*Problem statement:* Go through the data below. List every line that holds the word "Rules".

[Saved data entries]

+++++

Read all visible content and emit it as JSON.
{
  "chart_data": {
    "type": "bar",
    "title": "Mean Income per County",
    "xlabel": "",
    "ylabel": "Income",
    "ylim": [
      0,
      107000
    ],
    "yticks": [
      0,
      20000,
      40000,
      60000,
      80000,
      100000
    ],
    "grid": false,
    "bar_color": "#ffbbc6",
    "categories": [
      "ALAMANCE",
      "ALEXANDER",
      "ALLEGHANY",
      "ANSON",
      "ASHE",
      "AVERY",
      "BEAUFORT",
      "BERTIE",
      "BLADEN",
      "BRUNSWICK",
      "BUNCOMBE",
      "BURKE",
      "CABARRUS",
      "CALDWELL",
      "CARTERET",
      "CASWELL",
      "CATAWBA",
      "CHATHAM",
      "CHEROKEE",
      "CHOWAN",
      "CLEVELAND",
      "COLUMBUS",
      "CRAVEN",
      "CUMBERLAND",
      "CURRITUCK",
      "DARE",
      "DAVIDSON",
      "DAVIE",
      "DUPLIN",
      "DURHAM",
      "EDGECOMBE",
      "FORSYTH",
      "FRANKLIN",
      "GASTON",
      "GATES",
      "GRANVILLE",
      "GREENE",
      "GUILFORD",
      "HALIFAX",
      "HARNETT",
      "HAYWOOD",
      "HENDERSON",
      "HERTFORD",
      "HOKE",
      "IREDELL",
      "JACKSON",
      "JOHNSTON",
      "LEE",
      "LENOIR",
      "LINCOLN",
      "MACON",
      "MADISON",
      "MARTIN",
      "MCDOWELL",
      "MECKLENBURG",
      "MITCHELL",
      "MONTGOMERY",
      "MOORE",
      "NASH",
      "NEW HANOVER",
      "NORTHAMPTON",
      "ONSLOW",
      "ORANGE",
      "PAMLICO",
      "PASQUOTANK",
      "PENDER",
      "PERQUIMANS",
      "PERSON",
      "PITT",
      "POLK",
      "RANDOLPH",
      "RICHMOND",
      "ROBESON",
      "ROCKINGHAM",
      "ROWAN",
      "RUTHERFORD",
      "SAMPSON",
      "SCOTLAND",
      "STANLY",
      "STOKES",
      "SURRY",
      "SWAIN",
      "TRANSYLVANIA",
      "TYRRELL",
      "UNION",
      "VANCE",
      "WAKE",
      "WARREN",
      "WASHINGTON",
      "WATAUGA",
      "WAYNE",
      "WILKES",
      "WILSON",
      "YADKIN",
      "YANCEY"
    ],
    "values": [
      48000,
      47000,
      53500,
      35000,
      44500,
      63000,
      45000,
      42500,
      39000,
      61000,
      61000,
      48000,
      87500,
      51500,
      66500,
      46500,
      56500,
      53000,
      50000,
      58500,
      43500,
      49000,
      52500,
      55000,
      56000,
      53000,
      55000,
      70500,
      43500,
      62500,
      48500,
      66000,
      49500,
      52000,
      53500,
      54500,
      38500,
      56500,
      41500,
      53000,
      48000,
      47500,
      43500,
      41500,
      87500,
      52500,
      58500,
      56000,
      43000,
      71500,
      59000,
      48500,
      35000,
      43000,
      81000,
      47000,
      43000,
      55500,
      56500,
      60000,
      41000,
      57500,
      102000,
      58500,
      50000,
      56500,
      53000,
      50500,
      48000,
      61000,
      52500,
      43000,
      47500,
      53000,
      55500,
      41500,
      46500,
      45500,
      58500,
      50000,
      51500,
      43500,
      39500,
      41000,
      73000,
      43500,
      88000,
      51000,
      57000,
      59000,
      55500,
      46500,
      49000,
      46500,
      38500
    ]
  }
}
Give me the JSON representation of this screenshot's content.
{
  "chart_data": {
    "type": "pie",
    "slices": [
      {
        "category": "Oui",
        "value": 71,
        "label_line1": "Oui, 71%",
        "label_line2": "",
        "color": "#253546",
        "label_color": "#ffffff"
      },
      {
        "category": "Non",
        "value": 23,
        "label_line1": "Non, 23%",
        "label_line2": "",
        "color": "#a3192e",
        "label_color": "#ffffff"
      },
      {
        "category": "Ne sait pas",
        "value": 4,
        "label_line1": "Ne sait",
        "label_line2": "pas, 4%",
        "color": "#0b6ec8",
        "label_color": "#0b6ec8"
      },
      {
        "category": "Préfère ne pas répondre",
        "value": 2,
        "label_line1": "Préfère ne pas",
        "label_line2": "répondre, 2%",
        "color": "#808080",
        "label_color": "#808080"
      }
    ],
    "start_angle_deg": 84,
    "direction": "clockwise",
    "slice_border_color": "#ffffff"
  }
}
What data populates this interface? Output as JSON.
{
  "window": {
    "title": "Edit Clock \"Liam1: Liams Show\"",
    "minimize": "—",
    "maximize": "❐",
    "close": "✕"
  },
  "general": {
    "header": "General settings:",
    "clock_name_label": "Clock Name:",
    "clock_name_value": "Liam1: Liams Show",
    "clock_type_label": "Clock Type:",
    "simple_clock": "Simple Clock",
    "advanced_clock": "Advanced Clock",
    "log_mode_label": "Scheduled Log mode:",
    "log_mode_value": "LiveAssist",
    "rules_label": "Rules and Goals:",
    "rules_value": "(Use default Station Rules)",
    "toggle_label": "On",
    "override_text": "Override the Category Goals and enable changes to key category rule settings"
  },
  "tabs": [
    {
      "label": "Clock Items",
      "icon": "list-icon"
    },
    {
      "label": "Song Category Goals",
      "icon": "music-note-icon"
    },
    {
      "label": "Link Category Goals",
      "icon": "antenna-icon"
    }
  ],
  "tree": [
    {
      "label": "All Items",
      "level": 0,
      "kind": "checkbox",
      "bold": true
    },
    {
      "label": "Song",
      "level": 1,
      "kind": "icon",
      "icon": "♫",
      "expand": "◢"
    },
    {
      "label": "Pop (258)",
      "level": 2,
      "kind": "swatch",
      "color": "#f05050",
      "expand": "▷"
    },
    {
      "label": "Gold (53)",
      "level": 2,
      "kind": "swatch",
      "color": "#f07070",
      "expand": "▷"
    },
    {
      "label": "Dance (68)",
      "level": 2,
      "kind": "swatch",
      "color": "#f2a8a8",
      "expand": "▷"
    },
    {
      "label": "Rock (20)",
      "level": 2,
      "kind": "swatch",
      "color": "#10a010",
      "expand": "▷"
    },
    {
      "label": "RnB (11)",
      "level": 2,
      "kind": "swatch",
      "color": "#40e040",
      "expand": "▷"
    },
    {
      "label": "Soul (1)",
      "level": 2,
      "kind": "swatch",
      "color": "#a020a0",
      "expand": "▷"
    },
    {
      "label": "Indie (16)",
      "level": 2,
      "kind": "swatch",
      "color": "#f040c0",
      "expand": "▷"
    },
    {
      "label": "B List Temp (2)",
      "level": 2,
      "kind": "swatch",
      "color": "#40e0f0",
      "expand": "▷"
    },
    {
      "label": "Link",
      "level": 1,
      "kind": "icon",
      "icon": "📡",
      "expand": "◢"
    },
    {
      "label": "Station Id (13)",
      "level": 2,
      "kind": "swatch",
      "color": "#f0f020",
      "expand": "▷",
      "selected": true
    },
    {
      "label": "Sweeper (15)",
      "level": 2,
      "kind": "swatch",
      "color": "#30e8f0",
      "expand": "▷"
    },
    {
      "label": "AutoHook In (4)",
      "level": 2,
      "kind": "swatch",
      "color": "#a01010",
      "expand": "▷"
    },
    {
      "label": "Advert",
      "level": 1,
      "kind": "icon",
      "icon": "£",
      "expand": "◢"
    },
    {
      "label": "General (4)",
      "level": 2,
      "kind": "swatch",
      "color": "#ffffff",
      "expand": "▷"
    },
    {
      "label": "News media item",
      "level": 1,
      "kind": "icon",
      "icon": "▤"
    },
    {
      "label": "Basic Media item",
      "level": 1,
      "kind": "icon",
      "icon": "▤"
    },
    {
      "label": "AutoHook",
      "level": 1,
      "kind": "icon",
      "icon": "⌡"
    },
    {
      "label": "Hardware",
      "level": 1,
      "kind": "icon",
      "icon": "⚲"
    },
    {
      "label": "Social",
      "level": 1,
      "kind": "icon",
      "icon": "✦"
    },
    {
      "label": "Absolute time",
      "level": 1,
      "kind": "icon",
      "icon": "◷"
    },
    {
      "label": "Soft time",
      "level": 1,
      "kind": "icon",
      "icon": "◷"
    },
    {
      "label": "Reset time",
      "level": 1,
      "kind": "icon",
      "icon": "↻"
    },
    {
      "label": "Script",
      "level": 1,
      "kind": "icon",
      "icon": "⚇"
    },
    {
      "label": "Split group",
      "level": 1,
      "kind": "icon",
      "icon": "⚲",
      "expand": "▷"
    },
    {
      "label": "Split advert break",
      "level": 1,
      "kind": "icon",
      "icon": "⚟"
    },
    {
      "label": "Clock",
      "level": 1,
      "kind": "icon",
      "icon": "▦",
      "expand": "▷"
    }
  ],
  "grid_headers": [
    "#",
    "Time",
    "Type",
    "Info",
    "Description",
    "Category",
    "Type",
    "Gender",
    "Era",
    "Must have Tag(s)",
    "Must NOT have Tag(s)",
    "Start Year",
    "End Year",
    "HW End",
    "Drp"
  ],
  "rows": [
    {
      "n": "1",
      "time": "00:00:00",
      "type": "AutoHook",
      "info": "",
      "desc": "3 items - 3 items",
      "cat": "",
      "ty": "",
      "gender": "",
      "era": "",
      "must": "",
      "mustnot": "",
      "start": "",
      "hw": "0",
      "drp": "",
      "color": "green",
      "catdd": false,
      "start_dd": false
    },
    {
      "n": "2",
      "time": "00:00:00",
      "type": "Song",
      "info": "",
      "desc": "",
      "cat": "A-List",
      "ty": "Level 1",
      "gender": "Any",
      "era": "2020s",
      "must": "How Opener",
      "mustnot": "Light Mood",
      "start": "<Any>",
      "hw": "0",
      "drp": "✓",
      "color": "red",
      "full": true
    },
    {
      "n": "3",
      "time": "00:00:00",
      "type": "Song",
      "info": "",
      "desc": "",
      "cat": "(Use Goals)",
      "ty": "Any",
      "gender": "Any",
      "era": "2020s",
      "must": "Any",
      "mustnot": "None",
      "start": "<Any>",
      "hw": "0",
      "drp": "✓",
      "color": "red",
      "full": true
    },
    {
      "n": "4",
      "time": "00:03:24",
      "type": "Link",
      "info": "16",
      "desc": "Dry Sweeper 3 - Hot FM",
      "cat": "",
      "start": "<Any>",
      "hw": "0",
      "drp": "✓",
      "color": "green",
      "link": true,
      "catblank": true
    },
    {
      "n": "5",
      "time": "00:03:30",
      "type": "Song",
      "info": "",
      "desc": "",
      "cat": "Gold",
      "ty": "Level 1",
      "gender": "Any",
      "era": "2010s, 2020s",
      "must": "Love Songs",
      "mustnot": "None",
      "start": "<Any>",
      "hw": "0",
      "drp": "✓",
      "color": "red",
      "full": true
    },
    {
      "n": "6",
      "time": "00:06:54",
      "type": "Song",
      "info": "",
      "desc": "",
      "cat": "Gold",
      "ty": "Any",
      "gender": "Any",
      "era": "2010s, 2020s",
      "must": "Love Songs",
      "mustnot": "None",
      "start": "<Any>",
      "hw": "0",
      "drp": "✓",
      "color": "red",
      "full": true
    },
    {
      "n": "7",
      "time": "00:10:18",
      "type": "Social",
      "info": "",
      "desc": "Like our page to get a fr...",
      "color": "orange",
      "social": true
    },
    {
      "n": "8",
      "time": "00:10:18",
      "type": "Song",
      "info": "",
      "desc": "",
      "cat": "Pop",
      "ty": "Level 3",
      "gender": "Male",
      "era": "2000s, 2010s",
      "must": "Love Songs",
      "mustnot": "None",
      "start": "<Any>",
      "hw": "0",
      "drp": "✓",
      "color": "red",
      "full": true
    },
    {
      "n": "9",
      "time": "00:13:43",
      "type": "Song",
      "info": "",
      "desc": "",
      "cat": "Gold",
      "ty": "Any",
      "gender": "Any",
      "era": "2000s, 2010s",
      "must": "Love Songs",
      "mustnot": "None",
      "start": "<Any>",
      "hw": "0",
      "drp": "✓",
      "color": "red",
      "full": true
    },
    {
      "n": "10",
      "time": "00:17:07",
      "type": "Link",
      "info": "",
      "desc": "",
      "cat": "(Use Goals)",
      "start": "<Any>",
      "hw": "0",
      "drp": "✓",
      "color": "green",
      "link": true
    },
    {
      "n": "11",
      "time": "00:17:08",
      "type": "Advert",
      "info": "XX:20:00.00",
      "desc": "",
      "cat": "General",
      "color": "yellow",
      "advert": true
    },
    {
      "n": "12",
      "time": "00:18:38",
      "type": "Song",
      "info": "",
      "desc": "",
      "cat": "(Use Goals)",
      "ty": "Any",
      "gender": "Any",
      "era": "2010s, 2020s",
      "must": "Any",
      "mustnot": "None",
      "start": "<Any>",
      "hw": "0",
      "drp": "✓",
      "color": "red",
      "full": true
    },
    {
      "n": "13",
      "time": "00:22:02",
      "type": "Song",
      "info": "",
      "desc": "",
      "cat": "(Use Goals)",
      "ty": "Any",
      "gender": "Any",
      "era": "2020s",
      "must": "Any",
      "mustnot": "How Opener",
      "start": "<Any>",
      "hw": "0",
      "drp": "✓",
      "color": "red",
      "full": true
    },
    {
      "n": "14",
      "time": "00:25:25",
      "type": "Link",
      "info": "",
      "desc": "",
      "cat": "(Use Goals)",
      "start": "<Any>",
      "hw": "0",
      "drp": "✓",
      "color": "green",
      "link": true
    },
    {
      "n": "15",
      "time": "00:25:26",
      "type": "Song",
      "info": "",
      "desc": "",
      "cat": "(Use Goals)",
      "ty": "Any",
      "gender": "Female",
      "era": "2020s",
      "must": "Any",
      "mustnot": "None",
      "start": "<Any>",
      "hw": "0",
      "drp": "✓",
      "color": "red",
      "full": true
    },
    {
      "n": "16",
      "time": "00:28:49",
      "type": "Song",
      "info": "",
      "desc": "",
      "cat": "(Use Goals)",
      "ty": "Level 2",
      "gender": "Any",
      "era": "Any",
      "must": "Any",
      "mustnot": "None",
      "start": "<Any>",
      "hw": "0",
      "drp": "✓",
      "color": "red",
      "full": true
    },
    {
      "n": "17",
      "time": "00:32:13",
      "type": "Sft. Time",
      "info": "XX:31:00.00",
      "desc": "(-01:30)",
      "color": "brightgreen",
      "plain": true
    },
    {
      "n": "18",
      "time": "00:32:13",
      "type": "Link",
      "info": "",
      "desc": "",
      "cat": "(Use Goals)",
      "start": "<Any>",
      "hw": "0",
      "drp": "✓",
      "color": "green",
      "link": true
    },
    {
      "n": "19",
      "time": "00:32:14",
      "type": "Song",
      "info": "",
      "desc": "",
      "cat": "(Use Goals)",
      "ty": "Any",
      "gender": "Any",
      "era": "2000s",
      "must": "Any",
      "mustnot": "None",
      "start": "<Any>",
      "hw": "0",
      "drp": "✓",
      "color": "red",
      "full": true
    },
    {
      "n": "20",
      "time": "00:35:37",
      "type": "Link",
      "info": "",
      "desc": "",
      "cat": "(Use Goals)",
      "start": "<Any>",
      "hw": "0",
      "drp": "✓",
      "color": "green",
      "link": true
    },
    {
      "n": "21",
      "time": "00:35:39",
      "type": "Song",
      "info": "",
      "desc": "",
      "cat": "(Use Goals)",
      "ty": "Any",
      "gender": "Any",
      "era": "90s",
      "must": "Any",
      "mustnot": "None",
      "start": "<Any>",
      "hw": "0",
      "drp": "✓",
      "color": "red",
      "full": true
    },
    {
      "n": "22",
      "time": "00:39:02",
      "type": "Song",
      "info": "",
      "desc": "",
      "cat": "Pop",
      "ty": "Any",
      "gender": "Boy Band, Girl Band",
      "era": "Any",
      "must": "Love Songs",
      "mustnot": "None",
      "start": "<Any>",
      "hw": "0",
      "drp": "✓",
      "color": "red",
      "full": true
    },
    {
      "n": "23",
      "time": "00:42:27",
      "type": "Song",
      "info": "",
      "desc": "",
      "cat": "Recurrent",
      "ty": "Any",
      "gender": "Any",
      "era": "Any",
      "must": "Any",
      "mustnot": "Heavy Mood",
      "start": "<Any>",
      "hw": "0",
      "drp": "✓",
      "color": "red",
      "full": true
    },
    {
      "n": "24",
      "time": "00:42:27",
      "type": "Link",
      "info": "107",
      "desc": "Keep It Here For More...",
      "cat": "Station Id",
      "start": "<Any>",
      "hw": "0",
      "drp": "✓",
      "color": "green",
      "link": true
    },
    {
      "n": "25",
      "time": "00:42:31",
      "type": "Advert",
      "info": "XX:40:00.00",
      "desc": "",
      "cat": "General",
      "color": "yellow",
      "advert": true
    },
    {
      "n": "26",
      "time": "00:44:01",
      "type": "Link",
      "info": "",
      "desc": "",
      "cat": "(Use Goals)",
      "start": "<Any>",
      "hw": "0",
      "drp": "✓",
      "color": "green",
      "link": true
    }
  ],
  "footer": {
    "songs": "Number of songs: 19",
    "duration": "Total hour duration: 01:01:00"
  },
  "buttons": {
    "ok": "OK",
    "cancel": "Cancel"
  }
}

+++++

*The answer:*
    "rules_label": "Rules and Goals:",
    "rules_value": "(Use default Station Rules)",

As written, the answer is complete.